**Information supplied:**
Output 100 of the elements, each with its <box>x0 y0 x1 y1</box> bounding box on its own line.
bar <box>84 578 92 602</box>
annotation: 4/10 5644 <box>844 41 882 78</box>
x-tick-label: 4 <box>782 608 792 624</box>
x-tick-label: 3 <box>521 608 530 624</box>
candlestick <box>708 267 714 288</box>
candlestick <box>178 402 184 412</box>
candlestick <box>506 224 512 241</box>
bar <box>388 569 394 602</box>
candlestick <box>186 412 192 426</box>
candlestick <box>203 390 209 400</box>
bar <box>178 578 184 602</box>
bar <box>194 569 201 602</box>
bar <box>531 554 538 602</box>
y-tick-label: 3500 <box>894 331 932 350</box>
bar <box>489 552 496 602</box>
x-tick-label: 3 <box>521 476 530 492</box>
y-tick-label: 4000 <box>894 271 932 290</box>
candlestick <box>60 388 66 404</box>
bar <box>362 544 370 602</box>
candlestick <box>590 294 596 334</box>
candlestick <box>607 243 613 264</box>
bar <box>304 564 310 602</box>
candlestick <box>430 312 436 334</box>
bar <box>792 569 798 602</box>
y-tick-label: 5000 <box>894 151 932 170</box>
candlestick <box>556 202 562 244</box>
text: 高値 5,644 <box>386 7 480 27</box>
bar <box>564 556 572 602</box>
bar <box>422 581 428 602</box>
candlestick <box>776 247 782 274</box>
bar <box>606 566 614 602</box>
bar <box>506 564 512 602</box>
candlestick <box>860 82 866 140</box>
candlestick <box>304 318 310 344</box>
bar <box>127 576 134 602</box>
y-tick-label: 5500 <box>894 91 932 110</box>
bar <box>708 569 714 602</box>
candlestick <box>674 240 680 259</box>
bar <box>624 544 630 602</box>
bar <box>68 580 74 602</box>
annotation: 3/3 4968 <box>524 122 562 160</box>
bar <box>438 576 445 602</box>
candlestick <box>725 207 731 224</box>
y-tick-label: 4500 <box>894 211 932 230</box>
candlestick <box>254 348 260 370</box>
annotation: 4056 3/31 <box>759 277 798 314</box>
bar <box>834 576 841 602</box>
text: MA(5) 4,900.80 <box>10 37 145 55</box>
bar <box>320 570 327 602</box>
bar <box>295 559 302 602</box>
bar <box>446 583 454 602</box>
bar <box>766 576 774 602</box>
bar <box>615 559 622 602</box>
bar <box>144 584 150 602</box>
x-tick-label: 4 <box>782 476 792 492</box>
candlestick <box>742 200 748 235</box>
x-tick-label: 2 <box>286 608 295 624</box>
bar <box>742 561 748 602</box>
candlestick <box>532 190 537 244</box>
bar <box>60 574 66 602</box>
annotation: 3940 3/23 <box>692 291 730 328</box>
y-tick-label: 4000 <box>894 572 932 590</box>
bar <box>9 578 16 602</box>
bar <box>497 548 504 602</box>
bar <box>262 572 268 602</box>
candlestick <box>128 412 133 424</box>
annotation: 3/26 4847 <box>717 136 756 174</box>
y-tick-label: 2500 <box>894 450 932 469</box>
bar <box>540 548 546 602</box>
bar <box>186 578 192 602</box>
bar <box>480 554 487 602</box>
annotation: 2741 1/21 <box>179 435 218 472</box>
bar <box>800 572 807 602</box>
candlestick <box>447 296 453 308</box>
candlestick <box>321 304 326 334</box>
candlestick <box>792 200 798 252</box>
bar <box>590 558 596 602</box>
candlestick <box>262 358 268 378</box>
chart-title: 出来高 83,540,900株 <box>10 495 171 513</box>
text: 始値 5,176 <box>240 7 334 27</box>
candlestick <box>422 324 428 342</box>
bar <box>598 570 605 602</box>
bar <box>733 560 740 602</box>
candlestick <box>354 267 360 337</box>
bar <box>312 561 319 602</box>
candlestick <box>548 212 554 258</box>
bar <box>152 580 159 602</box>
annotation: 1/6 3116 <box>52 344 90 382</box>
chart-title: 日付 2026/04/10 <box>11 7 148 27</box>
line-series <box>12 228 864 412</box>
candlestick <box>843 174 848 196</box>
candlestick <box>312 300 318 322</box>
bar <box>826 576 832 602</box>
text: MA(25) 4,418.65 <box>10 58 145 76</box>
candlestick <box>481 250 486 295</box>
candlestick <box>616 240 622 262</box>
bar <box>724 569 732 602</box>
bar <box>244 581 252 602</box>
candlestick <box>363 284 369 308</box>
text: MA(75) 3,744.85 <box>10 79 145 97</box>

**Problem:**
Reproduce every row above word for word, keeping each on its own line and in the same order.

**Response to this exercise:**
Output 100 of the elements, each with its <box>x0 y0 x1 y1</box> bounding box on its own line.
bar <box>84 578 92 602</box>
annotation: 4/10 5644 <box>844 41 882 78</box>
x-tick-label: 4 <box>782 608 792 624</box>
x-tick-label: 3 <box>521 608 530 624</box>
candlestick <box>708 267 714 288</box>
candlestick <box>178 402 184 412</box>
candlestick <box>506 224 512 241</box>
bar <box>388 569 394 602</box>
candlestick <box>186 412 192 426</box>
candlestick <box>203 390 209 400</box>
bar <box>178 578 184 602</box>
bar <box>194 569 201 602</box>
bar <box>531 554 538 602</box>
y-tick-label: 3500 <box>894 331 932 350</box>
bar <box>489 552 496 602</box>
x-tick-label: 3 <box>521 476 530 492</box>
y-tick-label: 4000 <box>894 271 932 290</box>
candlestick <box>60 388 66 404</box>
bar <box>362 544 370 602</box>
candlestick <box>590 294 596 334</box>
candlestick <box>607 243 613 264</box>
bar <box>304 564 310 602</box>
candlestick <box>430 312 436 334</box>
bar <box>792 569 798 602</box>
y-tick-label: 5000 <box>894 151 932 170</box>
candlestick <box>556 202 562 244</box>
text: 高値 5,644 <box>386 7 480 27</box>
bar <box>564 556 572 602</box>
bar <box>422 581 428 602</box>
candlestick <box>776 247 782 274</box>
bar <box>606 566 614 602</box>
bar <box>506 564 512 602</box>
candlestick <box>860 82 866 140</box>
candlestick <box>304 318 310 344</box>
bar <box>127 576 134 602</box>
y-tick-label: 5500 <box>894 91 932 110</box>
bar <box>708 569 714 602</box>
candlestick <box>674 240 680 259</box>
bar <box>624 544 630 602</box>
bar <box>68 580 74 602</box>
annotation: 3/3 4968 <box>524 122 562 160</box>
bar <box>438 576 445 602</box>
candlestick <box>725 207 731 224</box>
y-tick-label: 4500 <box>894 211 932 230</box>
candlestick <box>254 348 260 370</box>
annotation: 4056 3/31 <box>759 277 798 314</box>
bar <box>834 576 841 602</box>
text: MA(5) 4,900.80 <box>10 37 145 55</box>
bar <box>320 570 327 602</box>
bar <box>295 559 302 602</box>
bar <box>446 583 454 602</box>
bar <box>766 576 774 602</box>
bar <box>615 559 622 602</box>
bar <box>144 584 150 602</box>
x-tick-label: 4 <box>782 476 792 492</box>
candlestick <box>742 200 748 235</box>
x-tick-label: 2 <box>286 608 295 624</box>
bar <box>742 561 748 602</box>
candlestick <box>532 190 537 244</box>
bar <box>60 574 66 602</box>
annotation: 3940 3/23 <box>692 291 730 328</box>
y-tick-label: 4000 <box>894 572 932 590</box>
bar <box>9 578 16 602</box>
bar <box>497 548 504 602</box>
bar <box>262 572 268 602</box>
candlestick <box>128 412 133 424</box>
annotation: 3/26 4847 <box>717 136 756 174</box>
y-tick-label: 2500 <box>894 450 932 469</box>
bar <box>540 548 546 602</box>
bar <box>186 578 192 602</box>
bar <box>480 554 487 602</box>
annotation: 2741 1/21 <box>179 435 218 472</box>
bar <box>800 572 807 602</box>
candlestick <box>447 296 453 308</box>
candlestick <box>321 304 326 334</box>
candlestick <box>792 200 798 252</box>
bar <box>590 558 596 602</box>
candlestick <box>262 358 268 378</box>
chart-title: 出来高 83,540,900株 <box>10 495 171 513</box>
text: 始値 5,176 <box>240 7 334 27</box>
candlestick <box>422 324 428 342</box>
bar <box>598 570 605 602</box>
bar <box>733 560 740 602</box>
candlestick <box>354 267 360 337</box>
bar <box>312 561 319 602</box>
candlestick <box>548 212 554 258</box>
bar <box>152 580 159 602</box>
annotation: 1/6 3116 <box>52 344 90 382</box>
chart-title: 日付 2026/04/10 <box>11 7 148 27</box>
line-series <box>12 228 864 412</box>
candlestick <box>843 174 848 196</box>
candlestick <box>312 300 318 322</box>
bar <box>826 576 832 602</box>
text: MA(25) 4,418.65 <box>10 58 145 76</box>
candlestick <box>481 250 486 295</box>
candlestick <box>616 240 622 262</box>
bar <box>724 569 732 602</box>
bar <box>244 581 252 602</box>
candlestick <box>363 284 369 308</box>
text: MA(75) 3,744.85 <box>10 79 145 97</box>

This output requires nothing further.